SUPPLIED DATA:
##########

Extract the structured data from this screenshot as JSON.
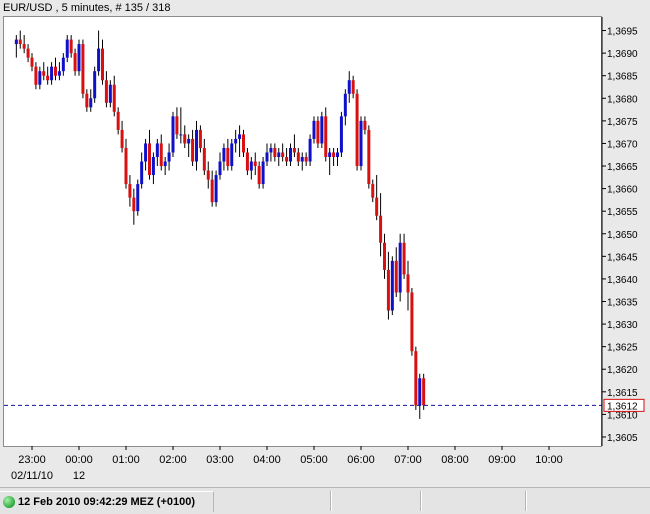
{
  "header": {
    "title": "EUR/USD , 5 minutes, # 135 / 318"
  },
  "status": {
    "text": "12 Feb 2010 09:42:29  MEZ (+0100)",
    "indicator_color": "#2aa83a"
  },
  "colors": {
    "up": "#1010c8",
    "down": "#d81010",
    "wick": "#000000",
    "current_line": "#1010a0",
    "price_box": "#d81010"
  },
  "chart_data": {
    "type": "candlestick",
    "symbol": "EUR/USD",
    "timeframe": "5 minutes",
    "x_tick_labels": [
      "23:00",
      "00:00",
      "01:00",
      "02:00",
      "03:00",
      "04:00",
      "05:00",
      "06:00",
      "07:00",
      "08:00",
      "09:00",
      "10:00"
    ],
    "date_labels": [
      {
        "text": "02/11/10",
        "at": "23:00"
      },
      {
        "text": "12",
        "at": "00:00"
      }
    ],
    "y_tick_labels": [
      "1,3695",
      "1,3690",
      "1,3685",
      "1,3680",
      "1,3675",
      "1,3670",
      "1,3665",
      "1,3660",
      "1,3655",
      "1,3650",
      "1,3645",
      "1,3640",
      "1,3635",
      "1,3630",
      "1,3625",
      "1,3620",
      "1,3615",
      "1,3610",
      "1,3605"
    ],
    "y_range": [
      1.3603,
      1.3698
    ],
    "current_price": 1.3612,
    "current_price_label": "1,3612",
    "grid": false,
    "start_time": "22:40",
    "bar_minutes": 5,
    "candles": [
      [
        1.3692,
        1.3694,
        1.3689,
        1.3693
      ],
      [
        1.3693,
        1.3695,
        1.3691,
        1.3692
      ],
      [
        1.3692,
        1.3694,
        1.369,
        1.3691
      ],
      [
        1.3691,
        1.3692,
        1.3688,
        1.3689
      ],
      [
        1.3689,
        1.369,
        1.3686,
        1.3687
      ],
      [
        1.3687,
        1.3688,
        1.3682,
        1.3683
      ],
      [
        1.3683,
        1.3687,
        1.3682,
        1.3686
      ],
      [
        1.3686,
        1.3688,
        1.3684,
        1.3685
      ],
      [
        1.3685,
        1.3687,
        1.3683,
        1.3684
      ],
      [
        1.3684,
        1.3688,
        1.3683,
        1.3687
      ],
      [
        1.3687,
        1.3689,
        1.3684,
        1.3685
      ],
      [
        1.3685,
        1.3688,
        1.3684,
        1.3686
      ],
      [
        1.3686,
        1.369,
        1.3685,
        1.3689
      ],
      [
        1.3689,
        1.3694,
        1.3688,
        1.3693
      ],
      [
        1.3693,
        1.3694,
        1.3689,
        1.369
      ],
      [
        1.369,
        1.3691,
        1.3685,
        1.3686
      ],
      [
        1.3686,
        1.3693,
        1.3685,
        1.3692
      ],
      [
        1.3692,
        1.3693,
        1.368,
        1.3681
      ],
      [
        1.3681,
        1.3682,
        1.3677,
        1.3678
      ],
      [
        1.3678,
        1.3682,
        1.3677,
        1.368
      ],
      [
        1.368,
        1.3687,
        1.3679,
        1.3686
      ],
      [
        1.3686,
        1.3695,
        1.3685,
        1.3691
      ],
      [
        1.3691,
        1.3693,
        1.3683,
        1.3684
      ],
      [
        1.3684,
        1.3686,
        1.3678,
        1.3679
      ],
      [
        1.3679,
        1.3684,
        1.3678,
        1.3683
      ],
      [
        1.3683,
        1.3685,
        1.3676,
        1.3677
      ],
      [
        1.3677,
        1.3678,
        1.3672,
        1.3673
      ],
      [
        1.3673,
        1.3675,
        1.3668,
        1.3669
      ],
      [
        1.3669,
        1.3671,
        1.366,
        1.3661
      ],
      [
        1.3661,
        1.3663,
        1.3656,
        1.3658
      ],
      [
        1.3658,
        1.366,
        1.3652,
        1.3655
      ],
      [
        1.3655,
        1.3662,
        1.3654,
        1.3661
      ],
      [
        1.3661,
        1.3668,
        1.366,
        1.3666
      ],
      [
        1.3666,
        1.3671,
        1.3664,
        1.367
      ],
      [
        1.367,
        1.3673,
        1.3662,
        1.3663
      ],
      [
        1.3663,
        1.3668,
        1.3661,
        1.3667
      ],
      [
        1.3667,
        1.3671,
        1.3665,
        1.367
      ],
      [
        1.367,
        1.3672,
        1.3664,
        1.3665
      ],
      [
        1.3665,
        1.3667,
        1.3663,
        1.3666
      ],
      [
        1.3666,
        1.367,
        1.3664,
        1.3668
      ],
      [
        1.3668,
        1.3677,
        1.3667,
        1.3676
      ],
      [
        1.3676,
        1.3678,
        1.3671,
        1.3672
      ],
      [
        1.3672,
        1.3678,
        1.367,
        1.3672
      ],
      [
        1.3672,
        1.3674,
        1.3669,
        1.367
      ],
      [
        1.367,
        1.3672,
        1.3667,
        1.3671
      ],
      [
        1.3671,
        1.3673,
        1.3665,
        1.3666
      ],
      [
        1.3666,
        1.3675,
        1.3664,
        1.3673
      ],
      [
        1.3673,
        1.3674,
        1.3668,
        1.3669
      ],
      [
        1.3669,
        1.3671,
        1.3663,
        1.3664
      ],
      [
        1.3664,
        1.3666,
        1.366,
        1.3662
      ],
      [
        1.3662,
        1.3664,
        1.3656,
        1.3657
      ],
      [
        1.3657,
        1.3664,
        1.3656,
        1.3663
      ],
      [
        1.3663,
        1.3668,
        1.3662,
        1.3666
      ],
      [
        1.3666,
        1.367,
        1.3664,
        1.3669
      ],
      [
        1.3669,
        1.3671,
        1.3664,
        1.3665
      ],
      [
        1.3665,
        1.3671,
        1.3664,
        1.367
      ],
      [
        1.367,
        1.3673,
        1.3668,
        1.3671
      ],
      [
        1.3671,
        1.3674,
        1.3667,
        1.3672
      ],
      [
        1.3672,
        1.3673,
        1.3667,
        1.3668
      ],
      [
        1.3668,
        1.3669,
        1.3663,
        1.3664
      ],
      [
        1.3664,
        1.3667,
        1.3662,
        1.3666
      ],
      [
        1.3666,
        1.3668,
        1.3663,
        1.3665
      ],
      [
        1.3665,
        1.3666,
        1.366,
        1.3661
      ],
      [
        1.3661,
        1.3667,
        1.366,
        1.3666
      ],
      [
        1.3666,
        1.367,
        1.3665,
        1.3668
      ],
      [
        1.3668,
        1.367,
        1.3666,
        1.3669
      ],
      [
        1.3669,
        1.367,
        1.3666,
        1.3667
      ],
      [
        1.3667,
        1.3669,
        1.3665,
        1.3668
      ],
      [
        1.3668,
        1.367,
        1.3666,
        1.3667
      ],
      [
        1.3667,
        1.3669,
        1.3665,
        1.3666
      ],
      [
        1.3666,
        1.367,
        1.3665,
        1.3669
      ],
      [
        1.3669,
        1.3672,
        1.3667,
        1.3668
      ],
      [
        1.3668,
        1.3669,
        1.3665,
        1.3666
      ],
      [
        1.3666,
        1.3668,
        1.3664,
        1.3667
      ],
      [
        1.3667,
        1.3668,
        1.3665,
        1.3666
      ],
      [
        1.3666,
        1.3672,
        1.3665,
        1.3671
      ],
      [
        1.3671,
        1.3676,
        1.367,
        1.3675
      ],
      [
        1.3675,
        1.3676,
        1.3669,
        1.367
      ],
      [
        1.367,
        1.3677,
        1.3669,
        1.3676
      ],
      [
        1.3676,
        1.3678,
        1.3666,
        1.3667
      ],
      [
        1.3667,
        1.3669,
        1.3663,
        1.3668
      ],
      [
        1.3668,
        1.3669,
        1.3665,
        1.3667
      ],
      [
        1.3667,
        1.3669,
        1.3665,
        1.3668
      ],
      [
        1.3668,
        1.3677,
        1.3667,
        1.3676
      ],
      [
        1.3676,
        1.3682,
        1.3674,
        1.3681
      ],
      [
        1.3681,
        1.3686,
        1.3679,
        1.3684
      ],
      [
        1.3684,
        1.3685,
        1.368,
        1.3681
      ],
      [
        1.3681,
        1.3682,
        1.3664,
        1.3665
      ],
      [
        1.3665,
        1.3676,
        1.3664,
        1.3675
      ],
      [
        1.3675,
        1.3676,
        1.3672,
        1.3673
      ],
      [
        1.3673,
        1.3674,
        1.366,
        1.3661
      ],
      [
        1.3661,
        1.3662,
        1.3657,
        1.3658
      ],
      [
        1.3658,
        1.3663,
        1.3653,
        1.3654
      ],
      [
        1.3654,
        1.3659,
        1.3645,
        1.3648
      ],
      [
        1.3648,
        1.365,
        1.364,
        1.3642
      ],
      [
        1.3642,
        1.3646,
        1.3631,
        1.3633
      ],
      [
        1.3633,
        1.3645,
        1.3632,
        1.3644
      ],
      [
        1.3644,
        1.3647,
        1.3636,
        1.3637
      ],
      [
        1.3637,
        1.365,
        1.3635,
        1.3648
      ],
      [
        1.3648,
        1.365,
        1.364,
        1.3641
      ],
      [
        1.3641,
        1.3644,
        1.3633,
        1.3637
      ],
      [
        1.3637,
        1.3638,
        1.3623,
        1.3624
      ],
      [
        1.3624,
        1.3625,
        1.3611,
        1.3612
      ],
      [
        1.3612,
        1.3619,
        1.3609,
        1.3618
      ],
      [
        1.3618,
        1.3619,
        1.3611,
        1.3612
      ]
    ]
  }
}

##########

Read the entries and show each line that mentions "text".

    "text": "12 Feb 2010 09:42:29  MEZ (+0100)",
        "text": "02/11/10",
        "text": "12",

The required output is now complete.